**WRITTEN EXERCISE**
Carry none of the pictures over; set down the material below exactly.

── RECORDS FOR THE EXERCISE ──

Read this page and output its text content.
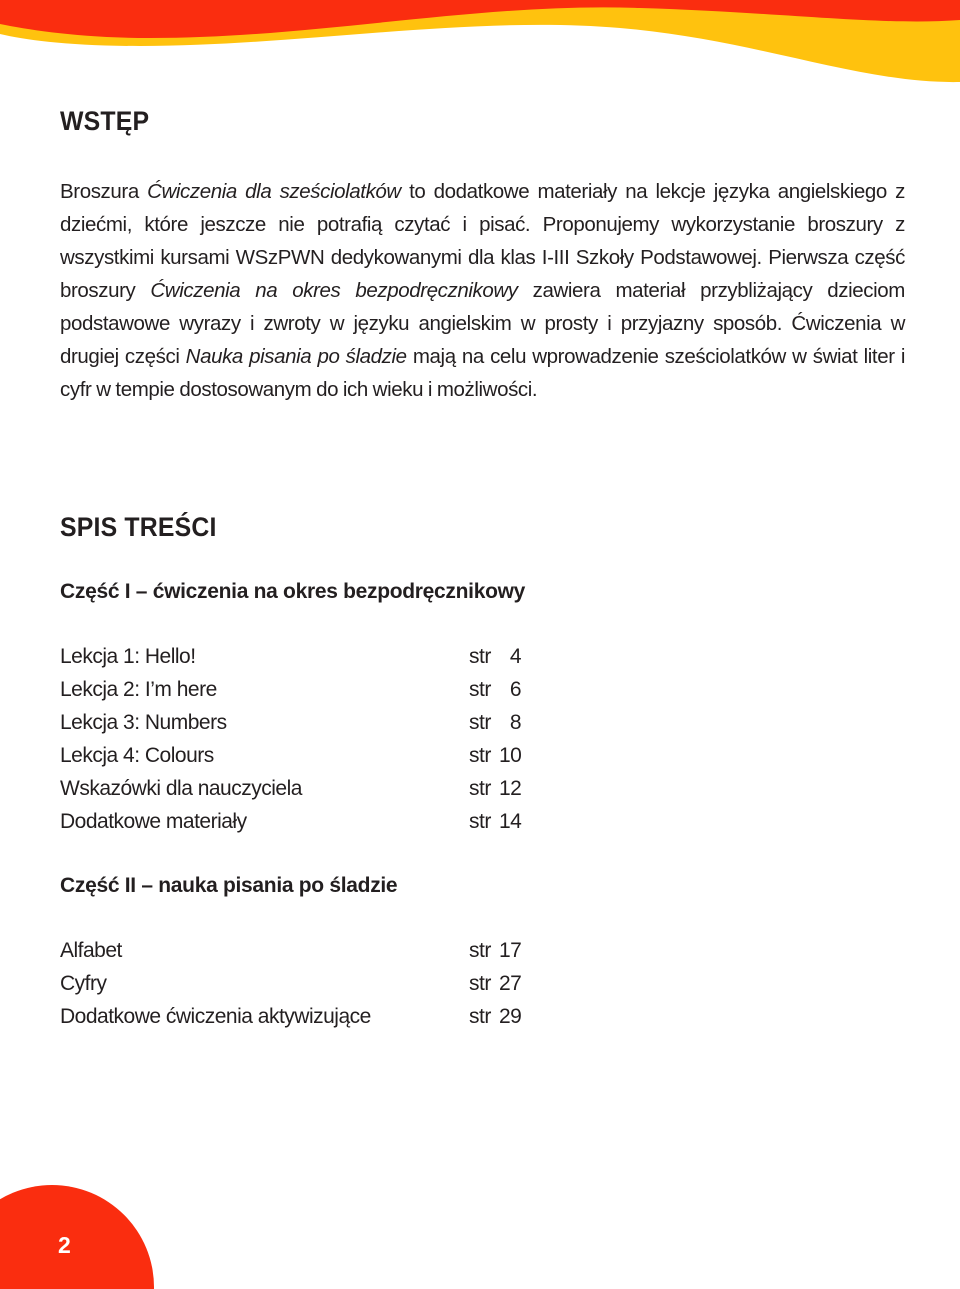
WSTĘP

Broszura Ćwiczenia dla sześciolatków to dodatkowe materiały na lekcje języka angielskiego z dziećmi, które jeszcze nie potrafią czytać i pisać. Proponujemy wykorzystanie broszury z wszystkimi kursami WSzPWN dedykowanymi dla klas I-III Szkoły Podstawowej. Pierwsza część broszury Ćwiczenia na okres bezpodręcznikowy zawiera materiał przybliżający dzieciom podstawowe wyrazy i zwroty w języku angielskim w prosty i przyjazny sposób. Ćwiczenia w drugiej części Nauka pisania po śladzie mają na celu wprowadzenie sześciolatków w świat liter i cyfr w tempie dostosowanym do ich wieku i możliwości.

SPIS TREŚCI
Część I – ćwiczenia na okres bezpodręcznikowy
Lekcja 1: Hello!	str 4
Lekcja 2: I’m here	str 6
Lekcja 3: Numbers	str 8
Lekcja 4: Colours	str 10
Wskazówki dla nauczyciela	str 12
Dodatkowe materiały	str 14
Część II – nauka pisania po śladzie
Alfabet	str 17
Cyfry	str 27
Dodatkowe ćwiczenia aktywizujące	str 29
2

───

**WORKED ANSWER**
Read this page and output its text content.
WSTĘP

Broszura Ćwiczenia dla sześciolatków to dodatkowe materiały na lekcje języka angielskiego z dziećmi, które jeszcze nie potrafią czytać i pisać. Proponujemy wykorzystanie broszury z wszystkimi kursami WSzPWN dedykowanymi dla klas I-III Szkoły Podstawowej. Pierwsza część broszury Ćwiczenia na okres bezpodręcznikowy zawiera materiał przybliżający dzieciom podstawowe wyrazy i zwroty w języku angielskim w prosty i przyjazny sposób. Ćwiczenia w drugiej części Nauka pisania po śladzie mają na celu wprowadzenie sześciolatków w świat liter i cyfr w tempie dostosowanym do ich wieku i możliwości.

SPIS TREŚCI
Część I – ćwiczenia na okres bezpodręcznikowy
Lekcja 1: Hello!	str 4
Lekcja 2: I’m here	str 6
Lekcja 3: Numbers	str 8
Lekcja 4: Colours	str 10
Wskazówki dla nauczyciela	str 12
Dodatkowe materiały	str 14
Część II – nauka pisania po śladzie
Alfabet	str 17
Cyfry	str 27
Dodatkowe ćwiczenia aktywizujące	str 29
2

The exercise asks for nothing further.